◆ **EXERCISE**:
Copy the listing verbatim, excluding any images found in it.

◆ **GIVEN RECORDS**:
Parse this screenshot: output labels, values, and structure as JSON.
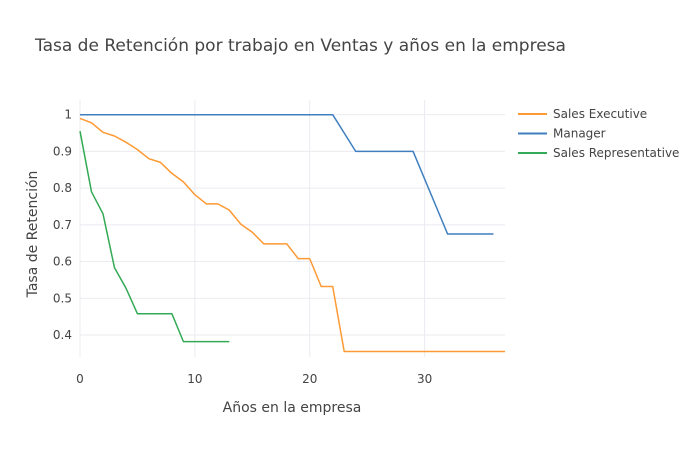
{
  "chart_data": {
    "type": "line",
    "title": "Tasa de Retención por trabajo en Ventas y años en la empresa",
    "xlabel": "Años en la empresa",
    "ylabel": "Tasa de Retención",
    "xlim": [
      0,
      37
    ],
    "ylim": [
      0.34,
      1.04
    ],
    "x_ticks": [
      0,
      10,
      20,
      30
    ],
    "y_ticks": [
      0.4,
      0.5,
      0.6,
      0.7,
      0.8,
      0.9,
      1
    ],
    "grid": true,
    "legend_position": "top-right",
    "series": [
      {
        "name": "Sales Executive",
        "color": "#ff9933",
        "x": [
          0,
          1,
          2,
          3,
          4,
          5,
          6,
          7,
          8,
          9,
          10,
          11,
          12,
          13,
          14,
          15,
          16,
          17,
          18,
          19,
          20,
          21,
          22,
          23,
          24,
          25,
          26,
          27,
          28,
          29,
          30,
          31,
          32,
          33,
          34,
          35,
          36,
          37
        ],
        "values": [
          0.99,
          0.978,
          0.952,
          0.942,
          0.925,
          0.905,
          0.88,
          0.87,
          0.84,
          0.817,
          0.782,
          0.757,
          0.757,
          0.74,
          0.702,
          0.68,
          0.648,
          0.648,
          0.648,
          0.608,
          0.608,
          0.532,
          0.532,
          0.355,
          0.355,
          0.355,
          0.355,
          0.355,
          0.355,
          0.355,
          0.355,
          0.355,
          0.355,
          0.355,
          0.355,
          0.355,
          0.355,
          0.355
        ]
      },
      {
        "name": "Manager",
        "color": "#3f7fbf",
        "x": [
          0,
          1,
          2,
          3,
          4,
          5,
          6,
          7,
          8,
          9,
          10,
          11,
          12,
          13,
          14,
          15,
          16,
          17,
          18,
          19,
          20,
          21,
          22,
          23,
          24,
          25,
          26,
          27,
          28,
          29,
          30,
          31,
          32,
          33,
          34,
          35,
          36
        ],
        "values": [
          1,
          1,
          1,
          1,
          1,
          1,
          1,
          1,
          1,
          1,
          1,
          1,
          1,
          1,
          1,
          1,
          1,
          1,
          1,
          1,
          1,
          1,
          1,
          0.95,
          0.9,
          0.9,
          0.9,
          0.9,
          0.9,
          0.9,
          0.825,
          0.75,
          0.675,
          0.675,
          0.675,
          0.675,
          0.675
        ]
      },
      {
        "name": "Sales Representative",
        "color": "#33aa55",
        "x": [
          0,
          1,
          2,
          3,
          4,
          5,
          6,
          7,
          8,
          9,
          10,
          11,
          12,
          13
        ],
        "values": [
          0.955,
          0.79,
          0.73,
          0.583,
          0.528,
          0.458,
          0.458,
          0.458,
          0.458,
          0.382,
          0.382,
          0.382,
          0.382,
          0.382
        ]
      }
    ]
  }
}
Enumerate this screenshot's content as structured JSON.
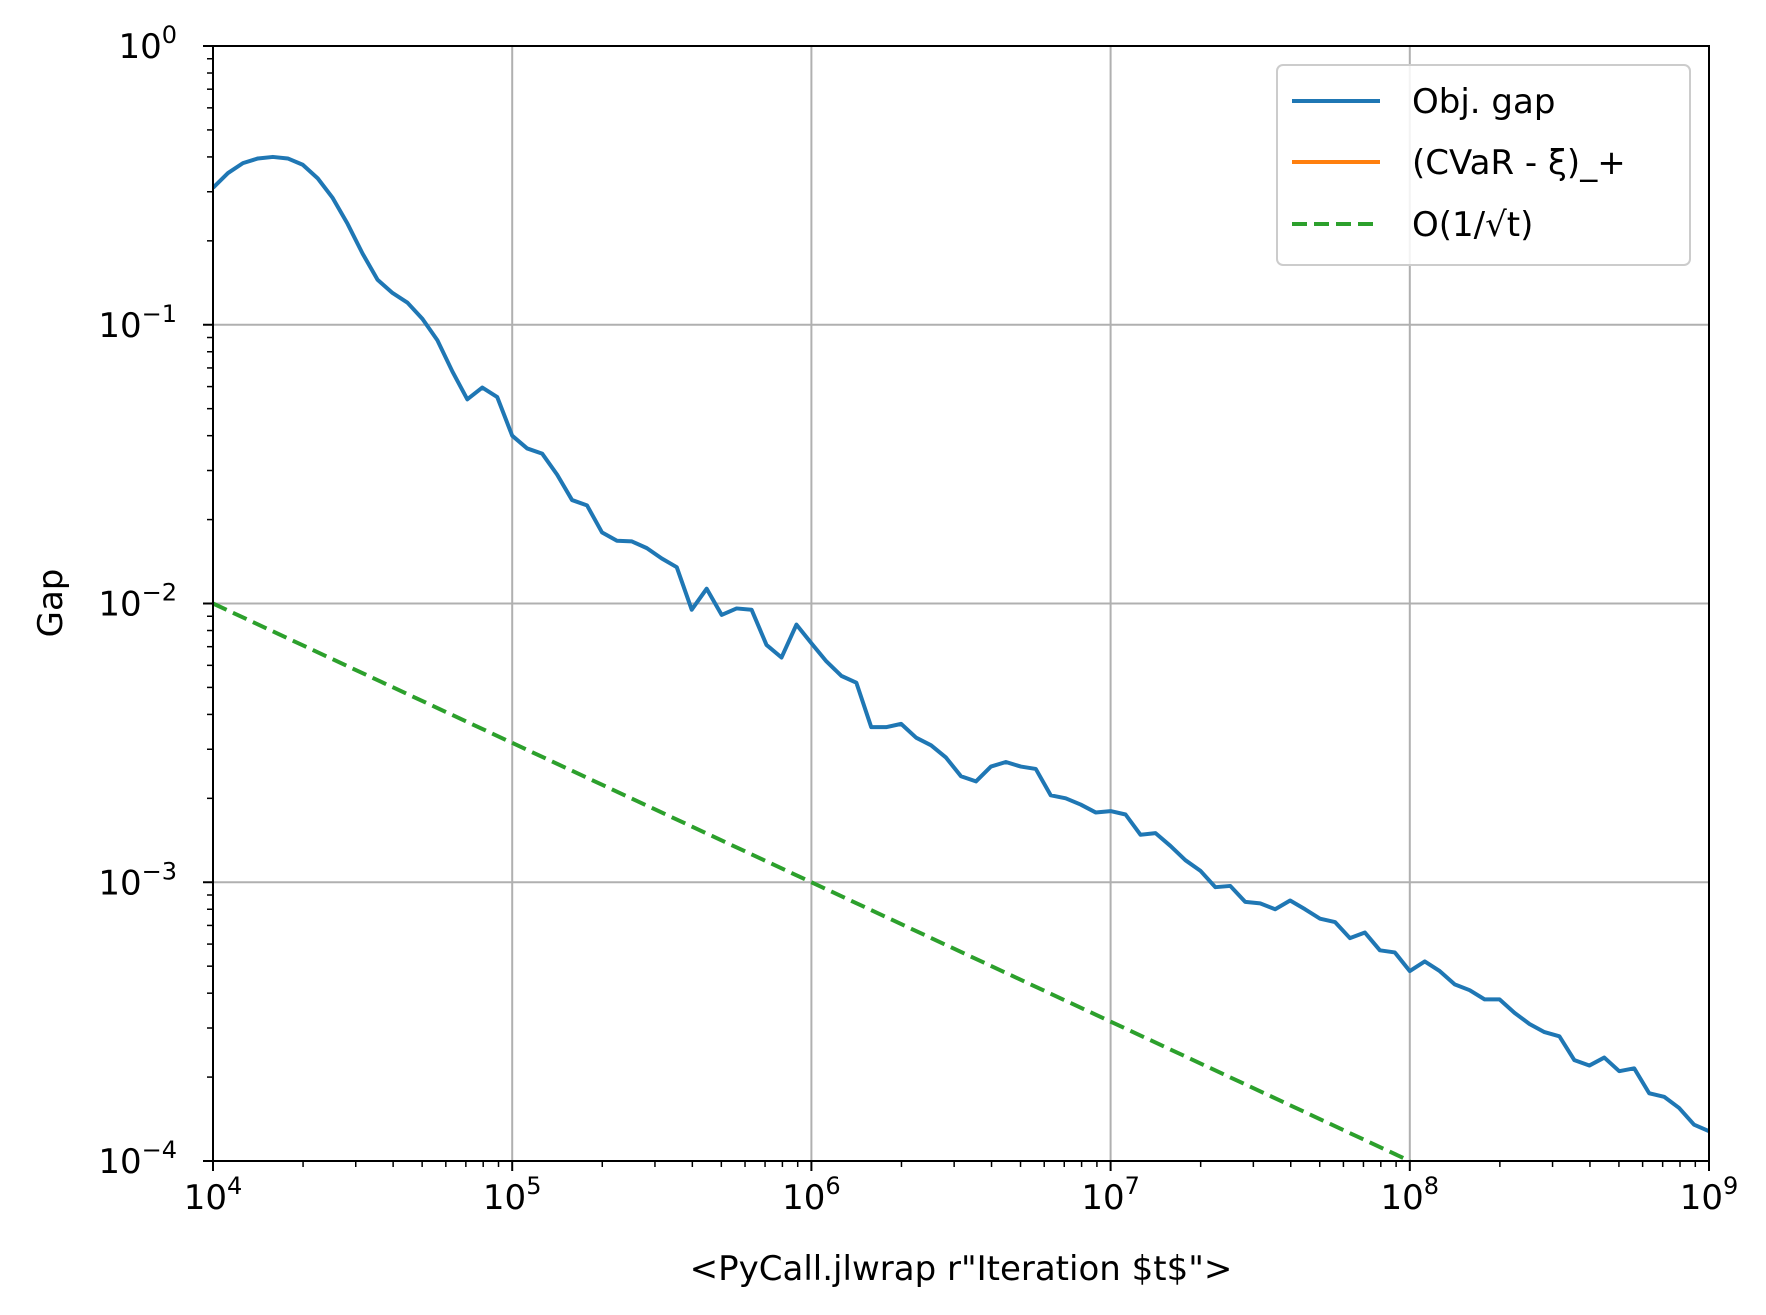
{
  "chart_data": {
    "type": "line",
    "xscale": "log",
    "yscale": "log",
    "xlim": [
      10000,
      1000000000
    ],
    "ylim": [
      0.0001,
      1
    ],
    "xlabel": "<PyCall.jlwrap r\"Iteration $t$\">",
    "ylabel": "Gap",
    "grid": true,
    "legend_location": "top-right",
    "x_ticks": [
      {
        "base": "10",
        "exp": "4",
        "value": 10000
      },
      {
        "base": "10",
        "exp": "5",
        "value": 100000
      },
      {
        "base": "10",
        "exp": "6",
        "value": 1000000
      },
      {
        "base": "10",
        "exp": "7",
        "value": 10000000
      },
      {
        "base": "10",
        "exp": "8",
        "value": 100000000
      },
      {
        "base": "10",
        "exp": "9",
        "value": 1000000000
      }
    ],
    "y_ticks": [
      {
        "base": "10",
        "exp": "0",
        "value": 1
      },
      {
        "base": "10",
        "exp": "−1",
        "value": 0.1
      },
      {
        "base": "10",
        "exp": "−2",
        "value": 0.01
      },
      {
        "base": "10",
        "exp": "−3",
        "value": 0.001
      },
      {
        "base": "10",
        "exp": "−4",
        "value": 0.0001
      }
    ],
    "series": [
      {
        "name": "Obj. gap",
        "color": "#1f77b4",
        "dash": "solid",
        "x": [
          10000,
          11220,
          12590,
          14130,
          15850,
          17780,
          19950,
          22390,
          25120,
          28180,
          31620,
          35480,
          39810,
          44670,
          50120,
          56230,
          63100,
          70790,
          79430,
          89130,
          100000,
          112200,
          125900,
          141300,
          158500,
          177800,
          199500,
          223900,
          251200,
          281800,
          316200,
          354800,
          398100,
          446700,
          501200,
          562300,
          631000,
          707900,
          794300,
          891300,
          1000000,
          1122000,
          1259000,
          1413000,
          1585000,
          1778000,
          1995000,
          2239000,
          2512000,
          2818000,
          3162000,
          3548000,
          3981000,
          4467000,
          5012000,
          5623000,
          6310000,
          7079000,
          7943000,
          8913000,
          10000000,
          11220000,
          12590000,
          14130000,
          15850000,
          17780000,
          19950000,
          22390000,
          25120000,
          28180000,
          31620000,
          35480000,
          39810000,
          44670000,
          50120000,
          56230000,
          63100000,
          70790000,
          79430000,
          89130000,
          100000000,
          112200000,
          125900000,
          141300000,
          158500000,
          177800000,
          199500000,
          223900000,
          251200000,
          281800000,
          316200000,
          354800000,
          398100000,
          446700000,
          501200000,
          562300000,
          631000000,
          707900000,
          794300000,
          891300000,
          1000000000
        ],
        "y": [
          0.31,
          0.35,
          0.38,
          0.395,
          0.4,
          0.395,
          0.375,
          0.335,
          0.285,
          0.23,
          0.18,
          0.145,
          0.13,
          0.12,
          0.105,
          0.088,
          0.068,
          0.054,
          0.0595,
          0.055,
          0.04,
          0.036,
          0.0345,
          0.029,
          0.0235,
          0.0225,
          0.018,
          0.0168,
          0.0167,
          0.0158,
          0.0145,
          0.0135,
          0.0095,
          0.0113,
          0.0091,
          0.0096,
          0.0095,
          0.0071,
          0.0064,
          0.0084,
          0.0072,
          0.0062,
          0.0055,
          0.0052,
          0.0036,
          0.0036,
          0.0037,
          0.0033,
          0.0031,
          0.0028,
          0.0024,
          0.0023,
          0.0026,
          0.0027,
          0.0026,
          0.00255,
          0.00205,
          0.002,
          0.0019,
          0.00178,
          0.0018,
          0.00175,
          0.00148,
          0.0015,
          0.00135,
          0.0012,
          0.0011,
          0.00096,
          0.00097,
          0.00085,
          0.00084,
          0.0008,
          0.00086,
          0.0008,
          0.00074,
          0.00072,
          0.00063,
          0.00066,
          0.00057,
          0.00056,
          0.00048,
          0.00052,
          0.00048,
          0.00043,
          0.00041,
          0.00038,
          0.00038,
          0.00034,
          0.00031,
          0.00029,
          0.00028,
          0.00023,
          0.00022,
          0.000235,
          0.00021,
          0.000215,
          0.000175,
          0.00017,
          0.000155,
          0.000135,
          0.000128
        ]
      },
      {
        "name": "(CVaR - ξ)_+",
        "color": "#ff7f0e",
        "dash": "solid",
        "x": [],
        "y": []
      },
      {
        "name": "O(1/√t)",
        "color": "#2ca02c",
        "dash": "dashed",
        "x": [
          10000,
          100000000
        ],
        "y": [
          0.01,
          0.0001
        ]
      }
    ]
  }
}
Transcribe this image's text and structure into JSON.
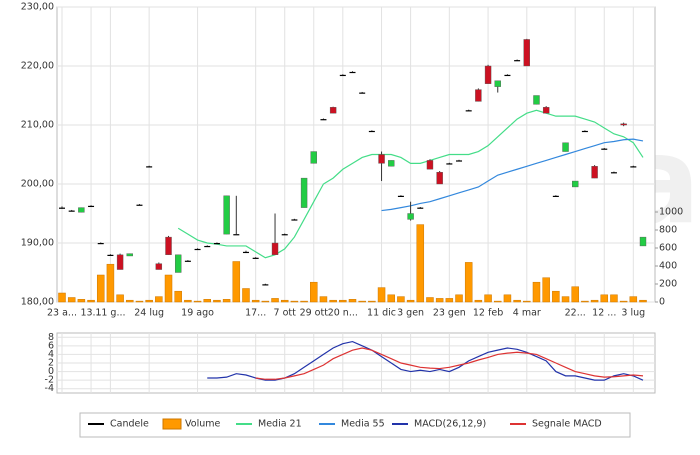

◆ **RESULT**:
Parse this screenshot: output labels, values, and structure as JSON.
{
  "chart_data": {
    "type": "line",
    "title": "Tasa de Retención por trabajo en Ventas y años en la empresa",
    "xlabel": "Años en la empresa",
    "ylabel": "Tasa de Retención",
    "xlim": [
      0,
      37
    ],
    "ylim": [
      0.34,
      1.04
    ],
    "x_ticks": [
      0,
      10,
      20,
      30
    ],
    "y_ticks": [
      0.4,
      0.5,
      0.6,
      0.7,
      0.8,
      0.9,
      1
    ],
    "grid": true,
    "legend_position": "top-right",
    "series": [
      {
        "name": "Sales Executive",
        "color": "#ff9933",
        "x": [
          0,
          1,
          2,
          3,
          4,
          5,
          6,
          7,
          8,
          9,
          10,
          11,
          12,
          13,
          14,
          15,
          16,
          17,
          18,
          19,
          20,
          21,
          22,
          23,
          24,
          25,
          26,
          27,
          28,
          29,
          30,
          31,
          32,
          33,
          34,
          35,
          36,
          37
        ],
        "values": [
          0.99,
          0.978,
          0.952,
          0.942,
          0.925,
          0.905,
          0.88,
          0.87,
          0.84,
          0.817,
          0.782,
          0.757,
          0.757,
          0.74,
          0.702,
          0.68,
          0.648,
          0.648,
          0.648,
          0.608,
          0.608,
          0.532,
          0.532,
          0.355,
          0.355,
          0.355,
          0.355,
          0.355,
          0.355,
          0.355,
          0.355,
          0.355,
          0.355,
          0.355,
          0.355,
          0.355,
          0.355,
          0.355
        ]
      },
      {
        "name": "Manager",
        "color": "#3f7fbf",
        "x": [
          0,
          1,
          2,
          3,
          4,
          5,
          6,
          7,
          8,
          9,
          10,
          11,
          12,
          13,
          14,
          15,
          16,
          17,
          18,
          19,
          20,
          21,
          22,
          23,
          24,
          25,
          26,
          27,
          28,
          29,
          30,
          31,
          32,
          33,
          34,
          35,
          36
        ],
        "values": [
          1,
          1,
          1,
          1,
          1,
          1,
          1,
          1,
          1,
          1,
          1,
          1,
          1,
          1,
          1,
          1,
          1,
          1,
          1,
          1,
          1,
          1,
          1,
          0.95,
          0.9,
          0.9,
          0.9,
          0.9,
          0.9,
          0.9,
          0.825,
          0.75,
          0.675,
          0.675,
          0.675,
          0.675,
          0.675
        ]
      },
      {
        "name": "Sales Representative",
        "color": "#33aa55",
        "x": [
          0,
          1,
          2,
          3,
          4,
          5,
          6,
          7,
          8,
          9,
          10,
          11,
          12,
          13
        ],
        "values": [
          0.955,
          0.79,
          0.73,
          0.583,
          0.528,
          0.458,
          0.458,
          0.458,
          0.458,
          0.382,
          0.382,
          0.382,
          0.382,
          0.382
        ]
      }
    ]
  }
}
Enumerate this screenshot's content as structured JSON.
{
  "chart_data": {
    "type": "line",
    "xscale": "log",
    "yscale": "log",
    "xlim": [
      10000,
      1000000000
    ],
    "ylim": [
      0.0001,
      1
    ],
    "xlabel": "<PyCall.jlwrap r\"Iteration $t$\">",
    "ylabel": "Gap",
    "grid": true,
    "legend_location": "top-right",
    "x_ticks": [
      {
        "base": "10",
        "exp": "4",
        "value": 10000
      },
      {
        "base": "10",
        "exp": "5",
        "value": 100000
      },
      {
        "base": "10",
        "exp": "6",
        "value": 1000000
      },
      {
        "base": "10",
        "exp": "7",
        "value": 10000000
      },
      {
        "base": "10",
        "exp": "8",
        "value": 100000000
      },
      {
        "base": "10",
        "exp": "9",
        "value": 1000000000
      }
    ],
    "y_ticks": [
      {
        "base": "10",
        "exp": "0",
        "value": 1
      },
      {
        "base": "10",
        "exp": "−1",
        "value": 0.1
      },
      {
        "base": "10",
        "exp": "−2",
        "value": 0.01
      },
      {
        "base": "10",
        "exp": "−3",
        "value": 0.001
      },
      {
        "base": "10",
        "exp": "−4",
        "value": 0.0001
      }
    ],
    "series": [
      {
        "name": "Obj. gap",
        "color": "#1f77b4",
        "dash": "solid",
        "x": [
          10000,
          11220,
          12590,
          14130,
          15850,
          17780,
          19950,
          22390,
          25120,
          28180,
          31620,
          35480,
          39810,
          44670,
          50120,
          56230,
          63100,
          70790,
          79430,
          89130,
          100000,
          112200,
          125900,
          141300,
          158500,
          177800,
          199500,
          223900,
          251200,
          281800,
          316200,
          354800,
          398100,
          446700,
          501200,
          562300,
          631000,
          707900,
          794300,
          891300,
          1000000,
          1122000,
          1259000,
          1413000,
          1585000,
          1778000,
          1995000,
          2239000,
          2512000,
          2818000,
          3162000,
          3548000,
          3981000,
          4467000,
          5012000,
          5623000,
          6310000,
          7079000,
          7943000,
          8913000,
          10000000,
          11220000,
          12590000,
          14130000,
          15850000,
          17780000,
          19950000,
          22390000,
          25120000,
          28180000,
          31620000,
          35480000,
          39810000,
          44670000,
          50120000,
          56230000,
          63100000,
          70790000,
          79430000,
          89130000,
          100000000,
          112200000,
          125900000,
          141300000,
          158500000,
          177800000,
          199500000,
          223900000,
          251200000,
          281800000,
          316200000,
          354800000,
          398100000,
          446700000,
          501200000,
          562300000,
          631000000,
          707900000,
          794300000,
          891300000,
          1000000000
        ],
        "y": [
          0.31,
          0.35,
          0.38,
          0.395,
          0.4,
          0.395,
          0.375,
          0.335,
          0.285,
          0.23,
          0.18,
          0.145,
          0.13,
          0.12,
          0.105,
          0.088,
          0.068,
          0.054,
          0.0595,
          0.055,
          0.04,
          0.036,
          0.0345,
          0.029,
          0.0235,
          0.0225,
          0.018,
          0.0168,
          0.0167,
          0.0158,
          0.0145,
          0.0135,
          0.0095,
          0.0113,
          0.0091,
          0.0096,
          0.0095,
          0.0071,
          0.0064,
          0.0084,
          0.0072,
          0.0062,
          0.0055,
          0.0052,
          0.0036,
          0.0036,
          0.0037,
          0.0033,
          0.0031,
          0.0028,
          0.0024,
          0.0023,
          0.0026,
          0.0027,
          0.0026,
          0.00255,
          0.00205,
          0.002,
          0.0019,
          0.00178,
          0.0018,
          0.00175,
          0.00148,
          0.0015,
          0.00135,
          0.0012,
          0.0011,
          0.00096,
          0.00097,
          0.00085,
          0.00084,
          0.0008,
          0.00086,
          0.0008,
          0.00074,
          0.00072,
          0.00063,
          0.00066,
          0.00057,
          0.00056,
          0.00048,
          0.00052,
          0.00048,
          0.00043,
          0.00041,
          0.00038,
          0.00038,
          0.00034,
          0.00031,
          0.00029,
          0.00028,
          0.00023,
          0.00022,
          0.000235,
          0.00021,
          0.000215,
          0.000175,
          0.00017,
          0.000155,
          0.000135,
          0.000128
        ]
      },
      {
        "name": "(CVaR - ξ)_+",
        "color": "#ff7f0e",
        "dash": "solid",
        "x": [],
        "y": []
      },
      {
        "name": "O(1/√t)",
        "color": "#2ca02c",
        "dash": "dashed",
        "x": [
          10000,
          100000000
        ],
        "y": [
          0.01,
          0.0001
        ]
      }
    ]
  }
}
Transcribe this image's text and structure into JSON.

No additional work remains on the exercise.